[START EXTRACTED DATA]
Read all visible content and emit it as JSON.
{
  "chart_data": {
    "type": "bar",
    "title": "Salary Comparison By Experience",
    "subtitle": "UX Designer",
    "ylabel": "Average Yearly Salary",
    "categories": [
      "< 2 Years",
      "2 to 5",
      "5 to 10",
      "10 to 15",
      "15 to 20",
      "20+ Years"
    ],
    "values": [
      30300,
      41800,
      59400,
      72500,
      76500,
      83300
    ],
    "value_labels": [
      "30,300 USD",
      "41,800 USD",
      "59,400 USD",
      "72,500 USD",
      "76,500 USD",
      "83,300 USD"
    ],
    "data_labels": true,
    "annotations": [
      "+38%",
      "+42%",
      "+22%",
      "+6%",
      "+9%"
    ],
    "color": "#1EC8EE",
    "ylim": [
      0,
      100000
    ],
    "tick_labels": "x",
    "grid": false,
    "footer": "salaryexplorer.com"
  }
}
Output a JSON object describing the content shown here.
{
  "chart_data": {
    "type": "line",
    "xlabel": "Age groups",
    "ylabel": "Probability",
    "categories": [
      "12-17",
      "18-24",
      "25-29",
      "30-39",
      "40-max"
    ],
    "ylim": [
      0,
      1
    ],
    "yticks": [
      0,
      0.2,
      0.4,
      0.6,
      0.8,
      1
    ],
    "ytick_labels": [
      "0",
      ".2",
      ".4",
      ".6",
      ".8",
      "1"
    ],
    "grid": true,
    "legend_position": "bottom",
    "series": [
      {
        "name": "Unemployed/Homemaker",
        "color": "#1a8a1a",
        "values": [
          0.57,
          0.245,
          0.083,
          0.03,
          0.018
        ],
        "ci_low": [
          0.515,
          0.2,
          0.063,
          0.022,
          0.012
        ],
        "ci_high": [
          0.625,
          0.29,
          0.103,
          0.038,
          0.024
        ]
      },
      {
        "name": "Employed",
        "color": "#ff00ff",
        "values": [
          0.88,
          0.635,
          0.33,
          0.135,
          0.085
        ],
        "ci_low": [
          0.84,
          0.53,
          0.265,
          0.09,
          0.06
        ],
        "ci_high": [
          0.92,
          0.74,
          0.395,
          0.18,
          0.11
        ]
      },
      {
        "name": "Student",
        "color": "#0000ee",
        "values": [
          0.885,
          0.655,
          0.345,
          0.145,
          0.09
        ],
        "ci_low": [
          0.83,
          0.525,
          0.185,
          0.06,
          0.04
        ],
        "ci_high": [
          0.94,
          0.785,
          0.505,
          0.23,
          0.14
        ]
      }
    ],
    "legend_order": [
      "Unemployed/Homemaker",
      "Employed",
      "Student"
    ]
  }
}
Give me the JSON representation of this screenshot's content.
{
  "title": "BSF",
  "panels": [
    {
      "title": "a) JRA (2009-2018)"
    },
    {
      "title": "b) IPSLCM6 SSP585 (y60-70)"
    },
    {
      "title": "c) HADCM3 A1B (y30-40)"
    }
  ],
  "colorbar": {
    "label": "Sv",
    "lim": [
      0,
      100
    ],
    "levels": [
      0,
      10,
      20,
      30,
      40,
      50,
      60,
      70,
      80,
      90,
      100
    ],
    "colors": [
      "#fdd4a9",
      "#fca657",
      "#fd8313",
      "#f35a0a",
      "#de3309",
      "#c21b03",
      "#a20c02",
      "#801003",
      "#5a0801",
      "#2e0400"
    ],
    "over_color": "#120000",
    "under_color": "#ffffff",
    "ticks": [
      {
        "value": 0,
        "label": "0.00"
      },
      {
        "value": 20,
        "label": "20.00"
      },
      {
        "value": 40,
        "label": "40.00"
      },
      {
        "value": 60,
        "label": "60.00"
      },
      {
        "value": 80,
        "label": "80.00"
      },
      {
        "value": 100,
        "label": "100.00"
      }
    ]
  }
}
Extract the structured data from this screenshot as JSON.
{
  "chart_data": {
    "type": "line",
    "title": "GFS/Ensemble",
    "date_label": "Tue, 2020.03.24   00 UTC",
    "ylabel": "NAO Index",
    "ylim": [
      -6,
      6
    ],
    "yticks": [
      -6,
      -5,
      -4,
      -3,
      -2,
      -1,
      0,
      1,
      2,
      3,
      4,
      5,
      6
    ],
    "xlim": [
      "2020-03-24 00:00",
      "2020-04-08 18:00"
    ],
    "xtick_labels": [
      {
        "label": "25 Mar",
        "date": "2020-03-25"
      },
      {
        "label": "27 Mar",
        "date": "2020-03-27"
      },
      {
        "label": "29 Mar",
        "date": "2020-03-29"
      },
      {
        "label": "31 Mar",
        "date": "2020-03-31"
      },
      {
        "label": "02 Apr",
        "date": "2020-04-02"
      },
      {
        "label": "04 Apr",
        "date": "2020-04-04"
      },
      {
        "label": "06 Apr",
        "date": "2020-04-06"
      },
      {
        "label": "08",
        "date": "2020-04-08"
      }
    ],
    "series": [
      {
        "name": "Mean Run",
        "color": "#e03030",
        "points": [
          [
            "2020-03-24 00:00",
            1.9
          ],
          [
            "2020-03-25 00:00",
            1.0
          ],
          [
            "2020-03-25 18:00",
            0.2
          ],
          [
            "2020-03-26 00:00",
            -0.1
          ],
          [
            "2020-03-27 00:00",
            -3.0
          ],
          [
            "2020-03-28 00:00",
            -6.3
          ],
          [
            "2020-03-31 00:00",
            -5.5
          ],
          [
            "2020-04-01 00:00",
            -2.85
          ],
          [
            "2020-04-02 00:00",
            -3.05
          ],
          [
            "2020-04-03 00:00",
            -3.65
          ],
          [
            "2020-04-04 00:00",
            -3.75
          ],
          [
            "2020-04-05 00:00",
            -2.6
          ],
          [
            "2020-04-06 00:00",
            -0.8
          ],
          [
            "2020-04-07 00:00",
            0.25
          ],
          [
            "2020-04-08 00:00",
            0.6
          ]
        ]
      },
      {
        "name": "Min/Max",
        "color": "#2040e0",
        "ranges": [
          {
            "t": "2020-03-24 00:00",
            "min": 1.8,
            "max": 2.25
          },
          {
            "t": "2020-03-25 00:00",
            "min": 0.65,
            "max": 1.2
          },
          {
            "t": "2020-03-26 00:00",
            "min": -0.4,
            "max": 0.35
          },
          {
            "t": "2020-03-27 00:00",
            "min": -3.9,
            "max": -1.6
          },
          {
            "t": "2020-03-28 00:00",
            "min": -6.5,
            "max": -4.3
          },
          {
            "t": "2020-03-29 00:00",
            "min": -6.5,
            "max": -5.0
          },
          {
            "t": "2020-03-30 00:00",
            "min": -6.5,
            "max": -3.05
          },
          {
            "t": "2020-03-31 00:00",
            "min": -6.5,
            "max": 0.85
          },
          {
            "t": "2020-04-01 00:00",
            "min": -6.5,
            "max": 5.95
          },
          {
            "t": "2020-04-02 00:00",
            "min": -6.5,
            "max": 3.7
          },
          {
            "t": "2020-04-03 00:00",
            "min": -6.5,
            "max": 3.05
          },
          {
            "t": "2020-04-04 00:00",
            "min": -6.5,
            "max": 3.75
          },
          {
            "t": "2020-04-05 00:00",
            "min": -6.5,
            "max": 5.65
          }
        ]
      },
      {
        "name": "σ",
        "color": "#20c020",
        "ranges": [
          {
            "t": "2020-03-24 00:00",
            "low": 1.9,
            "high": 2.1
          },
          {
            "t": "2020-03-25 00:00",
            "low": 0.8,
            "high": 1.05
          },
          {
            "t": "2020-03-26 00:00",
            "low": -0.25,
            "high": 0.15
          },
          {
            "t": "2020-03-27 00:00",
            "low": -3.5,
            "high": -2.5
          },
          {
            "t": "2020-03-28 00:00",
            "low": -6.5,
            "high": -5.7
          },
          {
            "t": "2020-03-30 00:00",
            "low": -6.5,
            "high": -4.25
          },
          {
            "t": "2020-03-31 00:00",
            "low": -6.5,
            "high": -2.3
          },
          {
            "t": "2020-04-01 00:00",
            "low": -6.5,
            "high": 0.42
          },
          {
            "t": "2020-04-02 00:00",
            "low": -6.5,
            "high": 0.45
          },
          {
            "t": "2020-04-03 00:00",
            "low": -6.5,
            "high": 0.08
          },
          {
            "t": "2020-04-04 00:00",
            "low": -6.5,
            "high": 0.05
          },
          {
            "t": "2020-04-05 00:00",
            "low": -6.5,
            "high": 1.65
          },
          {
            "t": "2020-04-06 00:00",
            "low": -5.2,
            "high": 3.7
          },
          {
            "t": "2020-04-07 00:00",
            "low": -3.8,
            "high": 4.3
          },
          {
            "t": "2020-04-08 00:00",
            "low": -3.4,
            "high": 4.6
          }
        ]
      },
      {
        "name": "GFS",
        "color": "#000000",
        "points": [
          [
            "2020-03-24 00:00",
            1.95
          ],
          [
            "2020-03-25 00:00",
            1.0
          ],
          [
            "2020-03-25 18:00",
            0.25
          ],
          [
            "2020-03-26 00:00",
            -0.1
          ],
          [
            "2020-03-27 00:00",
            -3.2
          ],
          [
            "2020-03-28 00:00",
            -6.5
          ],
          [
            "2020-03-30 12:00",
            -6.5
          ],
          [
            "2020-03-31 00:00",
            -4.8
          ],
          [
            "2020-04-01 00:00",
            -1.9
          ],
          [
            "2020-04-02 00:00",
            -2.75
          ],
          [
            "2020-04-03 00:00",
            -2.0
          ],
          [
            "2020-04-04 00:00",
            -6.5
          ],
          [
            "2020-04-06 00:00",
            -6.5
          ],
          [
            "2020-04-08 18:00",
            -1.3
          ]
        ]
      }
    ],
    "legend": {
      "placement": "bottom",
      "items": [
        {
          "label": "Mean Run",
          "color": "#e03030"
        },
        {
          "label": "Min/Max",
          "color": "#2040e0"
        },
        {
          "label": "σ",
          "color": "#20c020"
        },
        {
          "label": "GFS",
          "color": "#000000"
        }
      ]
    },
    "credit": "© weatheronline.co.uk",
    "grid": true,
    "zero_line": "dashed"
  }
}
[END EXTRACTED DATA]
◆ PROBLEM
Looking at the listing above, how many of its lines contain the string "screenshot"? Give the number alone.

◆ RESULT
2